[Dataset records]
[START]

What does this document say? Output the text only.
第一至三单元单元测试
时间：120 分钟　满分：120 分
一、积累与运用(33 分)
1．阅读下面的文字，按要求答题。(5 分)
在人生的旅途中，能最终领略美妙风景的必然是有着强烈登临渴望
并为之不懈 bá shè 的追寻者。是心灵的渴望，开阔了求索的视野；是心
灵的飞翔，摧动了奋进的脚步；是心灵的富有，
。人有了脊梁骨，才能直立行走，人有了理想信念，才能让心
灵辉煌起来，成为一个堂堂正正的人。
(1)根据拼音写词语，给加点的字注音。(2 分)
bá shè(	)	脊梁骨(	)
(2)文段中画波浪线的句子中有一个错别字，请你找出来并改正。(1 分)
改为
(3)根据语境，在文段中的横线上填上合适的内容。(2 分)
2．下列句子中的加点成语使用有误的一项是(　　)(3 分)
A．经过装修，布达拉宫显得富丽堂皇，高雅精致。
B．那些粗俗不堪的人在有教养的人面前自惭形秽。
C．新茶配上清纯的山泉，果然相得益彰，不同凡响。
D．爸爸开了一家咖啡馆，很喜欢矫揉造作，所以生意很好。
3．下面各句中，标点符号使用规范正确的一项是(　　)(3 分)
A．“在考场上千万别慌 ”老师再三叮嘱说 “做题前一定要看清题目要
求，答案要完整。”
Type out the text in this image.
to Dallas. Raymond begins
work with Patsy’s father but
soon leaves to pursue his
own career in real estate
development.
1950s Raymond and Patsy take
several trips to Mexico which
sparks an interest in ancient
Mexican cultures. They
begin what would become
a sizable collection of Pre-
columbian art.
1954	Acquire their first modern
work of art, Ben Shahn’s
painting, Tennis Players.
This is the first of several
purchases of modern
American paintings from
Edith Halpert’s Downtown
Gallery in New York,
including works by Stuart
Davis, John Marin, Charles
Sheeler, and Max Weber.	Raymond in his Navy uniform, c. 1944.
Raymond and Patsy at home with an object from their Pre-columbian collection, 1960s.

[END]

* [Exercise directions]: Every entry above needs to be quoted exactly.

* [The solution]:
What does this document say? Output the text only.
第一至三单元单元测试
时间：120 分钟　满分：120 分
一、积累与运用(33 分)
1．阅读下面的文字，按要求答题。(5 分)
在人生的旅途中，能最终领略美妙风景的必然是有着强烈登临渴望
并为之不懈 bá shè 的追寻者。是心灵的渴望，开阔了求索的视野；是心
灵的飞翔，摧动了奋进的脚步；是心灵的富有，
。人有了脊梁骨，才能直立行走，人有了理想信念，才能让心
灵辉煌起来，成为一个堂堂正正的人。
(1)根据拼音写词语，给加点的字注音。(2 分)
bá shè(	)	脊梁骨(	)
(2)文段中画波浪线的句子中有一个错别字，请你找出来并改正。(1 分)
改为
(3)根据语境，在文段中的横线上填上合适的内容。(2 分)
2．下列句子中的加点成语使用有误的一项是(　　)(3 分)
A．经过装修，布达拉宫显得富丽堂皇，高雅精致。
B．那些粗俗不堪的人在有教养的人面前自惭形秽。
C．新茶配上清纯的山泉，果然相得益彰，不同凡响。
D．爸爸开了一家咖啡馆，很喜欢矫揉造作，所以生意很好。
3．下面各句中，标点符号使用规范正确的一项是(　　)(3 分)
A．“在考场上千万别慌 ”老师再三叮嘱说 “做题前一定要看清题目要
求，答案要完整。”
Type out the text in this image.
to Dallas. Raymond begins
work with Patsy’s father but
soon leaves to pursue his
own career in real estate
development.
1950s Raymond and Patsy take
several trips to Mexico which
sparks an interest in ancient
Mexican cultures. They
begin what would become
a sizable collection of Pre-
columbian art.
1954	Acquire their first modern
work of art, Ben Shahn’s
painting, Tennis Players.
This is the first of several
purchases of modern
American paintings from
Edith Halpert’s Downtown
Gallery in New York,
including works by Stuart
Davis, John Marin, Charles
Sheeler, and Max Weber.	Raymond in his Navy uniform, c. 1944.
Raymond and Patsy at home with an object from their Pre-columbian collection, 1960s.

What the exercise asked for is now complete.